▶ Data for processing:
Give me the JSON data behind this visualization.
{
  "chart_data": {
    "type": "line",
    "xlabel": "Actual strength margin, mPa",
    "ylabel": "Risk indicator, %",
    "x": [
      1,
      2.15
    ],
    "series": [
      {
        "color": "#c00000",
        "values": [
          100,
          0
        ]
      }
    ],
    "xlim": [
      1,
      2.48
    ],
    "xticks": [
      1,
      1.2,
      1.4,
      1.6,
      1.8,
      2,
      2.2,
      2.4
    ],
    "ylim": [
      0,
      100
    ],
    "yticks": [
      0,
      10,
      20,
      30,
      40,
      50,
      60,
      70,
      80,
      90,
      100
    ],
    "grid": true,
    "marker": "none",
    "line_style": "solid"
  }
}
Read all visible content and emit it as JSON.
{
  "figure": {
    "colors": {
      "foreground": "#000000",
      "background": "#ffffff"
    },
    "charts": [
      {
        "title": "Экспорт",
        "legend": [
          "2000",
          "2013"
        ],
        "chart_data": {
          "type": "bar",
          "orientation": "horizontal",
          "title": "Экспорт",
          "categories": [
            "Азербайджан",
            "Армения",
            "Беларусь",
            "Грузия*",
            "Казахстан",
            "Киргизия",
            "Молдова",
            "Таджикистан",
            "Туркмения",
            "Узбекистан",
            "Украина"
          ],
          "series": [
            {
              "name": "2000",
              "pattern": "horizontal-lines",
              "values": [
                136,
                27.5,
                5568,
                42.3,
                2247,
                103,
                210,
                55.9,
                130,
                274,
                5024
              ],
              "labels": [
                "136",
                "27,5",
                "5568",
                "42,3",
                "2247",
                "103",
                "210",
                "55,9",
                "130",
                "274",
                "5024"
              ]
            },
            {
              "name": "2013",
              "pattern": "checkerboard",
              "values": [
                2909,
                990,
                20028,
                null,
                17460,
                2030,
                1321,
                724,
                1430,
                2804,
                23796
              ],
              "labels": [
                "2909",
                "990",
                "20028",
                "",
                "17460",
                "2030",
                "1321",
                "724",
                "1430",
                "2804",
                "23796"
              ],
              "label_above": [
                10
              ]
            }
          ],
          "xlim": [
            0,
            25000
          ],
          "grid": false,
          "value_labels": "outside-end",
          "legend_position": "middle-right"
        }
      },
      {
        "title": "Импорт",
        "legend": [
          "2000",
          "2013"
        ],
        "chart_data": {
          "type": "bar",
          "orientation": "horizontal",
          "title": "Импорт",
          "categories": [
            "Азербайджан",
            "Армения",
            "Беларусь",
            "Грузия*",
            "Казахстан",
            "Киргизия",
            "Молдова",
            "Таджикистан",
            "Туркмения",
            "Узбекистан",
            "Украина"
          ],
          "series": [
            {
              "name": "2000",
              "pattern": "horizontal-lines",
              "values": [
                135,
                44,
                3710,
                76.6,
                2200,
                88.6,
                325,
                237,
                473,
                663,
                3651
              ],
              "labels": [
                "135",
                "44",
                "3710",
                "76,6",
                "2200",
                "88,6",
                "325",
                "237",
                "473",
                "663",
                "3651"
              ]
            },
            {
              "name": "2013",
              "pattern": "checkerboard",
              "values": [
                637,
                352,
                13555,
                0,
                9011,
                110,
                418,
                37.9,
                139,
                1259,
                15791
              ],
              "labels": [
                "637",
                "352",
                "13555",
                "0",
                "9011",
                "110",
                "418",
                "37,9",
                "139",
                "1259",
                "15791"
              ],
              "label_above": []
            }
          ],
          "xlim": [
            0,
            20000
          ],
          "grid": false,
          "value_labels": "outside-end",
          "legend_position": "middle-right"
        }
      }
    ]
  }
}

▶ Problem description:
Using the data above, repeat every line exactly.

▶ Response below:
Give me the JSON data behind this visualization.
{
  "chart_data": {
    "type": "line",
    "xlabel": "Actual strength margin, mPa",
    "ylabel": "Risk indicator, %",
    "x": [
      1,
      2.15
    ],
    "series": [
      {
        "color": "#c00000",
        "values": [
          100,
          0
        ]
      }
    ],
    "xlim": [
      1,
      2.48
    ],
    "xticks": [
      1,
      1.2,
      1.4,
      1.6,
      1.8,
      2,
      2.2,
      2.4
    ],
    "ylim": [
      0,
      100
    ],
    "yticks": [
      0,
      10,
      20,
      30,
      40,
      50,
      60,
      70,
      80,
      90,
      100
    ],
    "grid": true,
    "marker": "none",
    "line_style": "solid"
  }
}
Read all visible content and emit it as JSON.
{
  "figure": {
    "colors": {
      "foreground": "#000000",
      "background": "#ffffff"
    },
    "charts": [
      {
        "title": "Экспорт",
        "legend": [
          "2000",
          "2013"
        ],
        "chart_data": {
          "type": "bar",
          "orientation": "horizontal",
          "title": "Экспорт",
          "categories": [
            "Азербайджан",
            "Армения",
            "Беларусь",
            "Грузия*",
            "Казахстан",
            "Киргизия",
            "Молдова",
            "Таджикистан",
            "Туркмения",
            "Узбекистан",
            "Украина"
          ],
          "series": [
            {
              "name": "2000",
              "pattern": "horizontal-lines",
              "values": [
                136,
                27.5,
                5568,
                42.3,
                2247,
                103,
                210,
                55.9,
                130,
                274,
                5024
              ],
              "labels": [
                "136",
                "27,5",
                "5568",
                "42,3",
                "2247",
                "103",
                "210",
                "55,9",
                "130",
                "274",
                "5024"
              ]
            },
            {
              "name": "2013",
              "pattern": "checkerboard",
              "values": [
                2909,
                990,
                20028,
                null,
                17460,
                2030,
                1321,
                724,
                1430,
                2804,
                23796
              ],
              "labels": [
                "2909",
                "990",
                "20028",
                "",
                "17460",
                "2030",
                "1321",
                "724",
                "1430",
                "2804",
                "23796"
              ],
              "label_above": [
                10
              ]
            }
          ],
          "xlim": [
            0,
            25000
          ],
          "grid": false,
          "value_labels": "outside-end",
          "legend_position": "middle-right"
        }
      },
      {
        "title": "Импорт",
        "legend": [
          "2000",
          "2013"
        ],
        "chart_data": {
          "type": "bar",
          "orientation": "horizontal",
          "title": "Импорт",
          "categories": [
            "Азербайджан",
            "Армения",
            "Беларусь",
            "Грузия*",
            "Казахстан",
            "Киргизия",
            "Молдова",
            "Таджикистан",
            "Туркмения",
            "Узбекистан",
            "Украина"
          ],
          "series": [
            {
              "name": "2000",
              "pattern": "horizontal-lines",
              "values": [
                135,
                44,
                3710,
                76.6,
                2200,
                88.6,
                325,
                237,
                473,
                663,
                3651
              ],
              "labels": [
                "135",
                "44",
                "3710",
                "76,6",
                "2200",
                "88,6",
                "325",
                "237",
                "473",
                "663",
                "3651"
              ]
            },
            {
              "name": "2013",
              "pattern": "checkerboard",
              "values": [
                637,
                352,
                13555,
                0,
                9011,
                110,
                418,
                37.9,
                139,
                1259,
                15791
              ],
              "labels": [
                "637",
                "352",
                "13555",
                "0",
                "9011",
                "110",
                "418",
                "37,9",
                "139",
                "1259",
                "15791"
              ],
              "label_above": []
            }
          ],
          "xlim": [
            0,
            20000
          ],
          "grid": false,
          "value_labels": "outside-end",
          "legend_position": "middle-right"
        }
      }
    ]
  }
}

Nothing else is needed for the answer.